→ DO THIS
Show only lines that include "label".

[Structured figure records]

══════

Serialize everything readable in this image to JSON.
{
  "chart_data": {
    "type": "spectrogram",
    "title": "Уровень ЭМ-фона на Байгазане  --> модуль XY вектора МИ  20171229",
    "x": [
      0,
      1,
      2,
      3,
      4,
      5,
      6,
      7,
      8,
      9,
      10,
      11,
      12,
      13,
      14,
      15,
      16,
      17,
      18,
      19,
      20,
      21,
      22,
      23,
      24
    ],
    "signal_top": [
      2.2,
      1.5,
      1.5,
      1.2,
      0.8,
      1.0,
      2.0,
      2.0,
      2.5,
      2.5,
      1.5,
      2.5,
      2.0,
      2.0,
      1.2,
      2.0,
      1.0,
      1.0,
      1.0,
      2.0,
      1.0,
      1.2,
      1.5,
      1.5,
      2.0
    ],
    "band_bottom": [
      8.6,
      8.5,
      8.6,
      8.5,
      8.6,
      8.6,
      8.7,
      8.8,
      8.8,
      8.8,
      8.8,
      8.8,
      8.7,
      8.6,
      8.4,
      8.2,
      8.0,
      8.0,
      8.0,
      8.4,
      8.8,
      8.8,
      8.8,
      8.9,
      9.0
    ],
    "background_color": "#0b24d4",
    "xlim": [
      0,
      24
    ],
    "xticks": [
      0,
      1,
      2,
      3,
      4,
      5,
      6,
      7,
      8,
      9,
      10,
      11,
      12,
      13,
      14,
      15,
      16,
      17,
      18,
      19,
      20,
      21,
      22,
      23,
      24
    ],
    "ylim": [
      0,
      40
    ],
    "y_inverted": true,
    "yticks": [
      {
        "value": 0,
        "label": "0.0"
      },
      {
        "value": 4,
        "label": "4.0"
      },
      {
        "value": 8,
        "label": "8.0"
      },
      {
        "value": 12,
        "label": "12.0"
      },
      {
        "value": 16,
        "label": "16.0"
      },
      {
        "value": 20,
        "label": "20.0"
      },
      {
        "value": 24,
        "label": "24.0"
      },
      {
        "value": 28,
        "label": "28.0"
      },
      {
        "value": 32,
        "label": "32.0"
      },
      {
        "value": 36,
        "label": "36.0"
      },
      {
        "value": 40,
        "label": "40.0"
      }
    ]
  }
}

══════

→ RIGHT ANSWER
        "label": "0.0"
        "label": "4.0"
        "label": "8.0"
        "label": "12.0"
        "label": "16.0"
        "label": "20.0"
        "label": "24.0"
        "label": "28.0"
        "label": "32.0"
        "label": "36.0"
        "label": "40.0"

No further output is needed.